── Given information ──
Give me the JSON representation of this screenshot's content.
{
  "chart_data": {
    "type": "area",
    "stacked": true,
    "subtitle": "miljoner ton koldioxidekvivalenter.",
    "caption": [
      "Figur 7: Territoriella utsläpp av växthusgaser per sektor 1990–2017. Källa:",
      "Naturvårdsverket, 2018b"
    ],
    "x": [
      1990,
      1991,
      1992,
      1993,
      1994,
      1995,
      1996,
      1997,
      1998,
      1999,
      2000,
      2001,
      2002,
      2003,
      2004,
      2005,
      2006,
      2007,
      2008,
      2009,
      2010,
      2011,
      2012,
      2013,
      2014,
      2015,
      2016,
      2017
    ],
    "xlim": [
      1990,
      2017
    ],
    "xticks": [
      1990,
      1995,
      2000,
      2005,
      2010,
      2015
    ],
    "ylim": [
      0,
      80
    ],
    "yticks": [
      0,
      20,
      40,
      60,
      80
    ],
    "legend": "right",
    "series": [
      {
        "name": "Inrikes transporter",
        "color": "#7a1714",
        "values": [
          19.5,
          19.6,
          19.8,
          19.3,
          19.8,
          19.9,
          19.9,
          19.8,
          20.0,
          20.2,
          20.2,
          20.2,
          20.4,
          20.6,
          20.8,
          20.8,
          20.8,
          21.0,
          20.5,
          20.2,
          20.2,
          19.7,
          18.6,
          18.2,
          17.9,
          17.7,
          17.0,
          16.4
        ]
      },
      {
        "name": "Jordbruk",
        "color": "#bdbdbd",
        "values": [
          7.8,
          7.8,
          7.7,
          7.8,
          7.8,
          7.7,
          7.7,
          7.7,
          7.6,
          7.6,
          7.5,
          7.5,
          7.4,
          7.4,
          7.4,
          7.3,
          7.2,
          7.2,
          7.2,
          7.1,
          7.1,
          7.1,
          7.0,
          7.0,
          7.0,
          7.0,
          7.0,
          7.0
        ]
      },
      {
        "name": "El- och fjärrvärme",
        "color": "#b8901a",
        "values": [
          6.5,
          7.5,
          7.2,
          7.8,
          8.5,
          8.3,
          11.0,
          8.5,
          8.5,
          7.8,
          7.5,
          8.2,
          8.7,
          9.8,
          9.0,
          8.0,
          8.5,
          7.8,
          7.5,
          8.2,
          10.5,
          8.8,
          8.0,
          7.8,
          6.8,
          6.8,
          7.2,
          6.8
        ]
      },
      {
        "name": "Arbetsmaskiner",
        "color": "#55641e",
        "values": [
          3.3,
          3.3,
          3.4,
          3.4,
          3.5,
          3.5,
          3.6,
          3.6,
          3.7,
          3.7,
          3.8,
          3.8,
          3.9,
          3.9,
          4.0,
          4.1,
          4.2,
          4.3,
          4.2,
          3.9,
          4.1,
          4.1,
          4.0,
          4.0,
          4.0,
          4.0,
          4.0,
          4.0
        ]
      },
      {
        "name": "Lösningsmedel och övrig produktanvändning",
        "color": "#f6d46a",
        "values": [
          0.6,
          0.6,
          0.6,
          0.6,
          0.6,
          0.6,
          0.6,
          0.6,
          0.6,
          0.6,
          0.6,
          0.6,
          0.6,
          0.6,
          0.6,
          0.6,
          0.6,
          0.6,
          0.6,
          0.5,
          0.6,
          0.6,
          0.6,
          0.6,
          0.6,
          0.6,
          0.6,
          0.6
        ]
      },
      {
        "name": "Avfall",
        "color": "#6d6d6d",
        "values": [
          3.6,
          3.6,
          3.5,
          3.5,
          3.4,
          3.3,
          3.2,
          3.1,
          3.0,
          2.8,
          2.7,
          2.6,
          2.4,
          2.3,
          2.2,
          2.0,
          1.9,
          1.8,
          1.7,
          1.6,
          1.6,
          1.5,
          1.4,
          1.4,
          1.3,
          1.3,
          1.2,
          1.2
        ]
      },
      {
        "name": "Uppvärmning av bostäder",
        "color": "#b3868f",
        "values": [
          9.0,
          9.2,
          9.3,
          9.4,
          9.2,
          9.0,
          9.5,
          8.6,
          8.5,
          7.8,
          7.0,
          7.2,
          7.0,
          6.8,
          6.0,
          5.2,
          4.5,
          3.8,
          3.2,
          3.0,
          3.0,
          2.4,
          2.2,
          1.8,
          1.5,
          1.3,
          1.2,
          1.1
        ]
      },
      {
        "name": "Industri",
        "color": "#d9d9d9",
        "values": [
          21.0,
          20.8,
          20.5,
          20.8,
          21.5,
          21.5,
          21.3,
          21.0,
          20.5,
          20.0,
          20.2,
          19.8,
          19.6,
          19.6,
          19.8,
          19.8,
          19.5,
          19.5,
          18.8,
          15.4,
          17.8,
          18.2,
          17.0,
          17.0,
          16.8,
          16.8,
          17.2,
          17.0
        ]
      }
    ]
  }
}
───
Return every line above in which the string "name" occurs.

Solution below:
        "name": "Inrikes transporter",
        "name": "Jordbruk",
        "name": "El- och fjärrvärme",
        "name": "Arbetsmaskiner",
        "name": "Lösningsmedel och övrig produktanvändning",
        "name": "Avfall",
        "name": "Uppvärmning av bostäder",
        "name": "Industri",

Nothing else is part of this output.